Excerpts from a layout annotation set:
↓↓↓

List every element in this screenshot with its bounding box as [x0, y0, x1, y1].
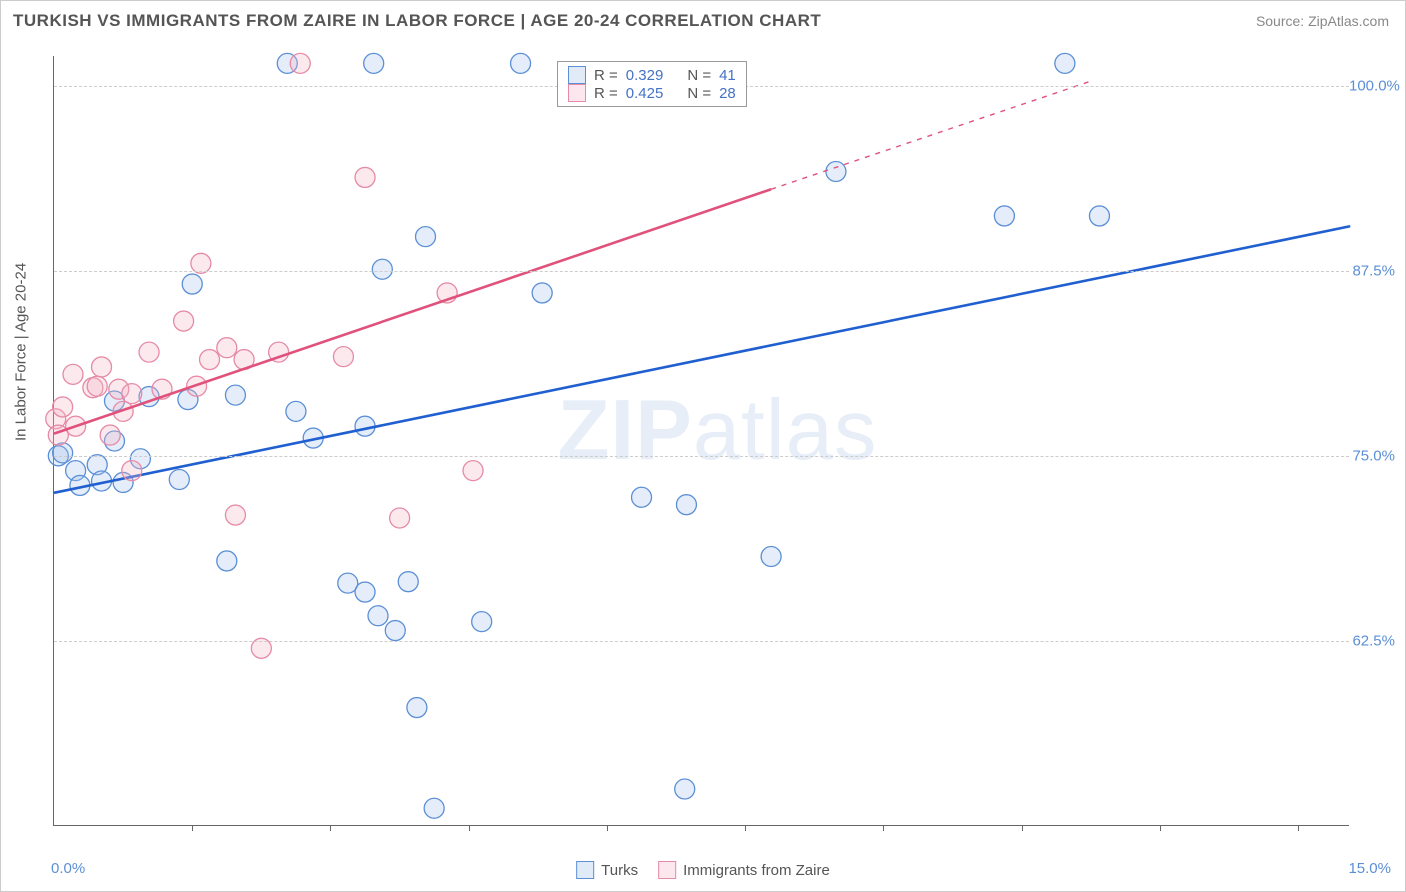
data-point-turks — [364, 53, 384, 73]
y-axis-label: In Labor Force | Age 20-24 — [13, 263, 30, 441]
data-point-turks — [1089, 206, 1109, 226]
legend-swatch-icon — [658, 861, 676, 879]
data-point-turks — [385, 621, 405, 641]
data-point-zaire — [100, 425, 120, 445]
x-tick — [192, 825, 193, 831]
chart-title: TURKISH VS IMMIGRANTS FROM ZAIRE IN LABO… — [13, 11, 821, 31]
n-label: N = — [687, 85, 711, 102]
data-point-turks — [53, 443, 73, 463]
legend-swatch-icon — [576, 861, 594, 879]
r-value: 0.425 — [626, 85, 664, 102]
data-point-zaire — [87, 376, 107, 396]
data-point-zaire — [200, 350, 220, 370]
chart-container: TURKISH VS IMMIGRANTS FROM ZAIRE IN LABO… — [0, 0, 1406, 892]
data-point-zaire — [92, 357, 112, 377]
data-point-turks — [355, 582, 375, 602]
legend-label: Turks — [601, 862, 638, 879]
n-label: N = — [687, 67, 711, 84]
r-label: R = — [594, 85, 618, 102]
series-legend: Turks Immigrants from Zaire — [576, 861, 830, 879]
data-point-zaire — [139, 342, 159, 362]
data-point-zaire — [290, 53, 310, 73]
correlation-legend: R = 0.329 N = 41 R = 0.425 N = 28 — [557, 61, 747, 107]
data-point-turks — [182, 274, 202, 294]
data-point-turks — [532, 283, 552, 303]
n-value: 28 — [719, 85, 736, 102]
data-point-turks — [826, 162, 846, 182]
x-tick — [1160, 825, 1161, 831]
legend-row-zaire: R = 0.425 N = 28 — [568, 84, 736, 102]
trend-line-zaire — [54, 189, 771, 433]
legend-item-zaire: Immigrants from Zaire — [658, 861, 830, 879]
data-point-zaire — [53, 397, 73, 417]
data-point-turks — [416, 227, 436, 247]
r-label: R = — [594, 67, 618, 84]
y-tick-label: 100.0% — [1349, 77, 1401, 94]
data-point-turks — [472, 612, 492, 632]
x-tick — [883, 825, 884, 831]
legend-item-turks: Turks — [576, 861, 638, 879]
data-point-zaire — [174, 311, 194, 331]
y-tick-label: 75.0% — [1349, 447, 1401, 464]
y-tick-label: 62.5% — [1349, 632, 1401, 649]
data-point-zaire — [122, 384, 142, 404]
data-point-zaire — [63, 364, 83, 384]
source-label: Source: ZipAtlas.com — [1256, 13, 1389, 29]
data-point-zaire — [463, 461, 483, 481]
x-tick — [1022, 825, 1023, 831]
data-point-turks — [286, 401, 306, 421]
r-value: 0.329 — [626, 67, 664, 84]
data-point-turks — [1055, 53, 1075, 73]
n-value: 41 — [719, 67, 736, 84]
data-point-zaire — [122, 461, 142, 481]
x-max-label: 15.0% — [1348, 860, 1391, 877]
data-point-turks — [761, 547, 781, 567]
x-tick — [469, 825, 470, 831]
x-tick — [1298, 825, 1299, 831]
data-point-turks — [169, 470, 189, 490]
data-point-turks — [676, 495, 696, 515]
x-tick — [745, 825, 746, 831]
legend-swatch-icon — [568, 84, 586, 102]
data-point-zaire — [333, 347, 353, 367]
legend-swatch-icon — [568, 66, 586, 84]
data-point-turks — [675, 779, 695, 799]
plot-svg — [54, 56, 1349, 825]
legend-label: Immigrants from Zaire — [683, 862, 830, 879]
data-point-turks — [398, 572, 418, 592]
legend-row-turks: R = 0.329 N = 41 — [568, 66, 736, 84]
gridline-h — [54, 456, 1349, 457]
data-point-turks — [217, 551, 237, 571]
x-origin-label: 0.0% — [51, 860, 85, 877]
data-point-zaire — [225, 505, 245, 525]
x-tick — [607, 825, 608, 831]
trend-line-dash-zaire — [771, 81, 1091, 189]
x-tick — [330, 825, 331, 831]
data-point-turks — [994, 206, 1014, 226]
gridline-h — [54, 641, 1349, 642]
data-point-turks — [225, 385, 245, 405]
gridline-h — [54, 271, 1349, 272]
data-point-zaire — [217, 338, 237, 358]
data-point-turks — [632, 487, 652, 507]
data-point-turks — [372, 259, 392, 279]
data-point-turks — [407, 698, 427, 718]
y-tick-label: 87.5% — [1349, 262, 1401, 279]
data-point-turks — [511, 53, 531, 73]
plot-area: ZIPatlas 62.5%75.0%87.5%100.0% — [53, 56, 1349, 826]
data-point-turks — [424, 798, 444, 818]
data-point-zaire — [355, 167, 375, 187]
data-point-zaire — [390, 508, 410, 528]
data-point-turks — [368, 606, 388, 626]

↑↑↑

-- CHALLENGE --
Copy the lines of the records above word for word, starting at the line that contains "data-point-turks — [364, 53, 384, 73]" and ending at the line that contains "legend-label: Turks — [601, 862, 638, 879]", with both of those lines included.

-- RESULT FOR THIS TASK --
data-point-turks — [364, 53, 384, 73]
y-axis-label: In Labor Force | Age 20-24 — [13, 263, 30, 441]
data-point-turks — [1089, 206, 1109, 226]
legend-swatch-icon — [658, 861, 676, 879]
data-point-turks — [385, 621, 405, 641]
data-point-zaire — [100, 425, 120, 445]
x-tick — [192, 825, 193, 831]
chart-title: TURKISH VS IMMIGRANTS FROM ZAIRE IN LABO… — [13, 11, 821, 31]
n-label: N = — [687, 85, 711, 102]
data-point-turks — [53, 443, 73, 463]
legend-swatch-icon — [576, 861, 594, 879]
r-value: 0.425 — [626, 85, 664, 102]
data-point-zaire — [87, 376, 107, 396]
data-point-zaire — [200, 350, 220, 370]
chart-container: TURKISH VS IMMIGRANTS FROM ZAIRE IN LABO… — [0, 0, 1406, 892]
data-point-zaire — [92, 357, 112, 377]
data-point-turks — [355, 582, 375, 602]
legend-label: Turks — [601, 862, 638, 879]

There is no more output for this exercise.